(TEXT SHOWN)

Basically, I fail to see particularly inconvenient implications of physical aether.
While the underlying argument about mathematics being an abstract constructed system is nice, this attempted illustration is more semantic. Yes, weight changes with gravity. Mass doesn’t. At the speed of light, that mass is still that mass. The energy there is still the same. We apply the same force, the same acceleration occurs; don’t have to count molecules to see that. How much sugar do you have? You have 1 kilogram of it. There’s your cause, and it’s a physical property. How much does it weigh on Jupiter? What’s its volume? Those measurements still derive from an underlying physical cause.
The same applies to your example of centrifugal force.
You already said it, “object”: the reality of what we’re seeing is caused by the interactions between various physical bodies, and centrifugal force is illusory precisely because it’s not a result of those interactions, only appearing because we selected a rotating reference frame. It’s not the cause of any physical effect in the world. Take a stationary frame of reference and then it’s not physical, because it doesn’t exist.

(End TEXT SHOWN)
(DATASET CONTENT)

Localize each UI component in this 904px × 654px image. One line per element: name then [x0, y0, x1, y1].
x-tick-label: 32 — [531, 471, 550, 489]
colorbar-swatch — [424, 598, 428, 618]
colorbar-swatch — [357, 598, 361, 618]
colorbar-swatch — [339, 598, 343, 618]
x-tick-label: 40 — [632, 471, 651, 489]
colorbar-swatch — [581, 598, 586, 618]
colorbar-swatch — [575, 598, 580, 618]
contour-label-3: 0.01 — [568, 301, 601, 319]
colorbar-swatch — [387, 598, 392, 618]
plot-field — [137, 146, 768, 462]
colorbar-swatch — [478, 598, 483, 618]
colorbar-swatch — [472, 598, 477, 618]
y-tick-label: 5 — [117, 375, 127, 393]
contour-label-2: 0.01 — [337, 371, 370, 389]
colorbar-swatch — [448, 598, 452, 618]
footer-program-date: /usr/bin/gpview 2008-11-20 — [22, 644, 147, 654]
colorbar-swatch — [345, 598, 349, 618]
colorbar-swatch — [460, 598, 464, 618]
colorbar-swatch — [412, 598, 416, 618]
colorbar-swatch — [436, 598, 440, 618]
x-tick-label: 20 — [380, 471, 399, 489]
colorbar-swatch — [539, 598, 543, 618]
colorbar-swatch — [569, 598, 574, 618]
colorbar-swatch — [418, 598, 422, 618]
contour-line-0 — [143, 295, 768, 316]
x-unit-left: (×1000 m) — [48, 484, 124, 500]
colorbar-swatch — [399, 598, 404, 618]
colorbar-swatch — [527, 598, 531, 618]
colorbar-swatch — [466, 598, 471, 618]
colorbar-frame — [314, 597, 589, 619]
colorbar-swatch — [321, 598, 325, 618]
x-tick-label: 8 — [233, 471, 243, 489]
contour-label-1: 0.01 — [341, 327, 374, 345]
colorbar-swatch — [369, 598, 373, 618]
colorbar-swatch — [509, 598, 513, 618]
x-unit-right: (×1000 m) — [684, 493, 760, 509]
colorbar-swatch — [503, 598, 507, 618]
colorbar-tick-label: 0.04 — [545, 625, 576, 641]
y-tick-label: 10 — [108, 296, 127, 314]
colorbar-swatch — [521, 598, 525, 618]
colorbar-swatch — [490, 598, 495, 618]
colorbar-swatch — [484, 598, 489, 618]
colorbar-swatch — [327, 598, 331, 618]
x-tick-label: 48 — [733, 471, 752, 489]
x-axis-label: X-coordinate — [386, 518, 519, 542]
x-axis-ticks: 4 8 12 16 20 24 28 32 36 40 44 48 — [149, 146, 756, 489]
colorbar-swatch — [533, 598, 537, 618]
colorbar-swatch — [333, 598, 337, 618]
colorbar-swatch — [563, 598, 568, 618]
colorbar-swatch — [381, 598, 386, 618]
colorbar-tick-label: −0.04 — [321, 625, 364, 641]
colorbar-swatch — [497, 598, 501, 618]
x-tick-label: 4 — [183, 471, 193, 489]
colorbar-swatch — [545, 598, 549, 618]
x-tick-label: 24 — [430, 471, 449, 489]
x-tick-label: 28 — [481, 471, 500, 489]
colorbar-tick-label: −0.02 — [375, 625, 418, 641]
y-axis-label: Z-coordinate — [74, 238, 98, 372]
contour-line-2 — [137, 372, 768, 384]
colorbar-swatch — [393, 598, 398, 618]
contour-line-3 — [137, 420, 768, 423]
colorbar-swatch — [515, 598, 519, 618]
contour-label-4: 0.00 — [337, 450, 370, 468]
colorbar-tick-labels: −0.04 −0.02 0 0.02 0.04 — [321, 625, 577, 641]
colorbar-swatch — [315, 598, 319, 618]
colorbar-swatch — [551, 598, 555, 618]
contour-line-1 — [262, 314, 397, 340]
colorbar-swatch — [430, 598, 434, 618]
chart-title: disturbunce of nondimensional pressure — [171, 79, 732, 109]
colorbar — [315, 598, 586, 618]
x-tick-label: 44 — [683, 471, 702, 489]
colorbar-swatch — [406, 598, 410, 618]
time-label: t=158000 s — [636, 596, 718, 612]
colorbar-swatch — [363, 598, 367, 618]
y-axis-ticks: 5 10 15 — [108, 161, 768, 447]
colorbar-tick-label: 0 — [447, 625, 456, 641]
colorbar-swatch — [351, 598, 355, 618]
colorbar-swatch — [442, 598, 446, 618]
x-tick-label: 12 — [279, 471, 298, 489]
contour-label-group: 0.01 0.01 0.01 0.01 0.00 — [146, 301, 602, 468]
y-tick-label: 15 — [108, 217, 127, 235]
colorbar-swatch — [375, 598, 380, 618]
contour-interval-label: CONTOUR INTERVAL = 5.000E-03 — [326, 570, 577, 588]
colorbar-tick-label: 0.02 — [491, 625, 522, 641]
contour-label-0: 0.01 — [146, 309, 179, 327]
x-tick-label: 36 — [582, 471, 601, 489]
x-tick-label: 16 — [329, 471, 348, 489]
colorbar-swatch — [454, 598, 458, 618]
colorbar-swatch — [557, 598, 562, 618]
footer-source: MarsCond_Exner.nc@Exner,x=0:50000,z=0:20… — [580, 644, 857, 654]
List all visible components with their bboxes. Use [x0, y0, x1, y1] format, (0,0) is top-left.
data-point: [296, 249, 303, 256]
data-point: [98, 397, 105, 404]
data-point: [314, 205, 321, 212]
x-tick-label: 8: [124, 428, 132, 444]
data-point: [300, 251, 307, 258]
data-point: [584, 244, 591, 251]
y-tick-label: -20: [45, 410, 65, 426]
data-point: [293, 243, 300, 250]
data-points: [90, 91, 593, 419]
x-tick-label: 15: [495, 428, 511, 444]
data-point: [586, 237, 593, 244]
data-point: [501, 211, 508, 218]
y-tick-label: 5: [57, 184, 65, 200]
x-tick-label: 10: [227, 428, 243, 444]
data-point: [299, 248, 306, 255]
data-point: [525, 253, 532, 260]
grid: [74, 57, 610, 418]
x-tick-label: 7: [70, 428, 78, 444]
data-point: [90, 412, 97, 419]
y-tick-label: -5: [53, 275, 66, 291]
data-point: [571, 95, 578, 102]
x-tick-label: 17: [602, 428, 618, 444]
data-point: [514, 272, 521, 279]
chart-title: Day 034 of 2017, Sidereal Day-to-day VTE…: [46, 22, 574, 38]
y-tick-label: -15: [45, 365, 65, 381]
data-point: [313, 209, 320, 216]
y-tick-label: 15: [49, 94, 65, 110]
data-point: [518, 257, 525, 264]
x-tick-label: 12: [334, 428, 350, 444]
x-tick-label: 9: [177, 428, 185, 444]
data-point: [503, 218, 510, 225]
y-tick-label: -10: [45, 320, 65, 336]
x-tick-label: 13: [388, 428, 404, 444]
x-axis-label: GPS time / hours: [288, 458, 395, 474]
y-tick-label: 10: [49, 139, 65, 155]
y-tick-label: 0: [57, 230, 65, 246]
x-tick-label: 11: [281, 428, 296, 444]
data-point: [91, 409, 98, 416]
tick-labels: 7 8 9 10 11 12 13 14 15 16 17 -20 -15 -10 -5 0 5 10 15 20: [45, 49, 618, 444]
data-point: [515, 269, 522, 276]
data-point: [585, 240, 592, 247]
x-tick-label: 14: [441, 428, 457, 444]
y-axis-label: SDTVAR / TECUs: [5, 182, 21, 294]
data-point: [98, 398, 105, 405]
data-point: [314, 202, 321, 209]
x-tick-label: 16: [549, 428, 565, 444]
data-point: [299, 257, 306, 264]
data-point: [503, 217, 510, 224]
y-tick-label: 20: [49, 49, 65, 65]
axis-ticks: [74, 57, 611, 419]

(End DATASET CONTENT)

WHAT THE EXERCISE ASKS. Copy out every sentence in the passage on mass and centrifugal force that ends with a question mark.

EXERCISE OUTPUT.
How much sugar do you have?
How much does it weigh on Jupiter?
What's its volume?